Start

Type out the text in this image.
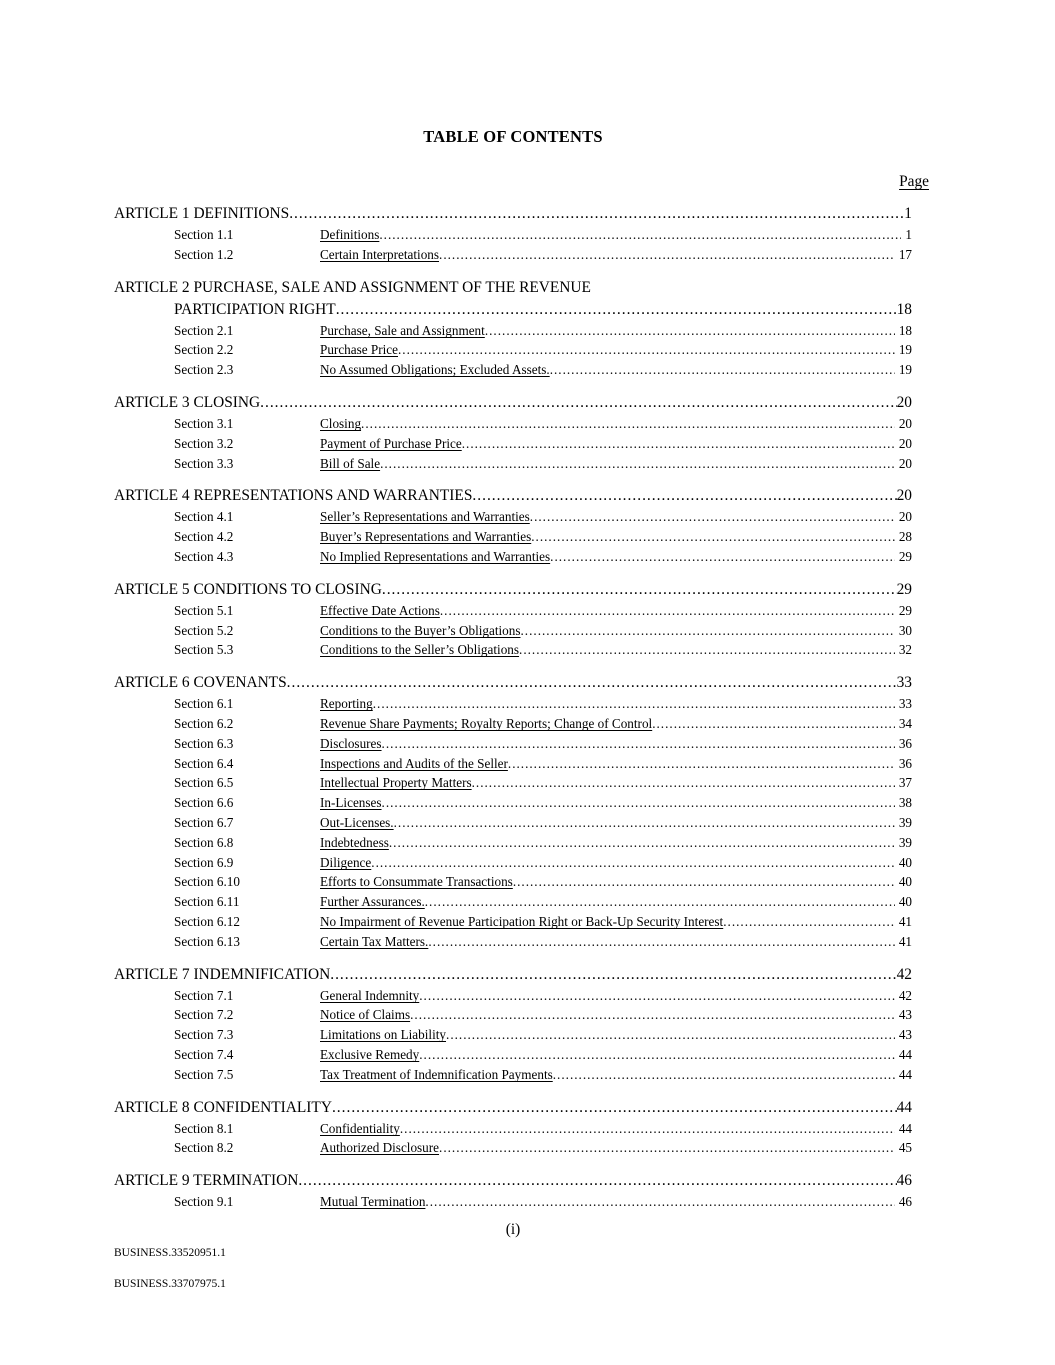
TABLE OF CONTENTS
Page
ARTICLE 1 DEFINITIONS .....	1
Section 1.1	Definitions .....	1
Section 1.2	Certain Interpretations .....	17
ARTICLE 2 PURCHASE, SALE AND ASSIGNMENT OF THE REVENUE
PARTICIPATION RIGHT .....	18
Section 2.1	Purchase, Sale and Assignment .....	18
Section 2.2	Purchase Price .....	19
Section 2.3	No Assumed Obligations; Excluded Assets. .....	19
ARTICLE 3 CLOSING .....	20
Section 3.1	Closing .....	20
Section 3.2	Payment of Purchase Price .....	20
Section 3.3	Bill of Sale .....	20
ARTICLE 4 REPRESENTATIONS AND WARRANTIES .....	20
Section 4.1	Seller’s Representations and Warranties .....	20
Section 4.2	Buyer’s Representations and Warranties .....	28
Section 4.3	No Implied Representations and Warranties .....	29
ARTICLE 5 CONDITIONS TO CLOSING .....	29
Section 5.1	Effective Date Actions .....	29
Section 5.2	Conditions to the Buyer’s Obligations .....	30
Section 5.3	Conditions to the Seller’s Obligations .....	32
ARTICLE 6 COVENANTS .....	33
Section 6.1	Reporting .....	33
Section 6.2	Revenue Share Payments; Royalty Reports; Change of Control .....	34
Section 6.3	Disclosures .....	36
Section 6.4	Inspections and Audits of the Seller .....	36
Section 6.5	Intellectual Property Matters .....	37
Section 6.6	In-Licenses .....	38
Section 6.7	Out-Licenses. .....	39
Section 6.8	Indebtedness .....	39
Section 6.9	Diligence .....	40
Section 6.10	Efforts to Consummate Transactions .....	40
Section 6.11	Further Assurances. .....	40
Section 6.12	No Impairment of Revenue Participation Right or Back-Up Security Interest .....	41
Section 6.13	Certain Tax Matters. .....	41
ARTICLE 7 INDEMNIFICATION .....	42
Section 7.1	General Indemnity .....	42
Section 7.2	Notice of Claims .....	43
Section 7.3	Limitations on Liability .....	43
Section 7.4	Exclusive Remedy .....	44
Section 7.5	Tax Treatment of Indemnification Payments .....	44
ARTICLE 8 CONFIDENTIALITY .....	44
Section 8.1	Confidentiality .....	44
Section 8.2	Authorized Disclosure .....	45
ARTICLE 9 TERMINATION .....	46
Section 9.1	Mutual Termination .....	46
(i)
BUSINESS.33520951.1
BUSINESS.33707975.1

End

== Exercise ==
Find the lines above that include the string "Payments" and copy them.

== Exercise response ==
Section 6.2	Revenue Share Payments; Royalty Reports; Change of Control .....	34
Section 7.5	Tax Treatment of Indemnification Payments .....	44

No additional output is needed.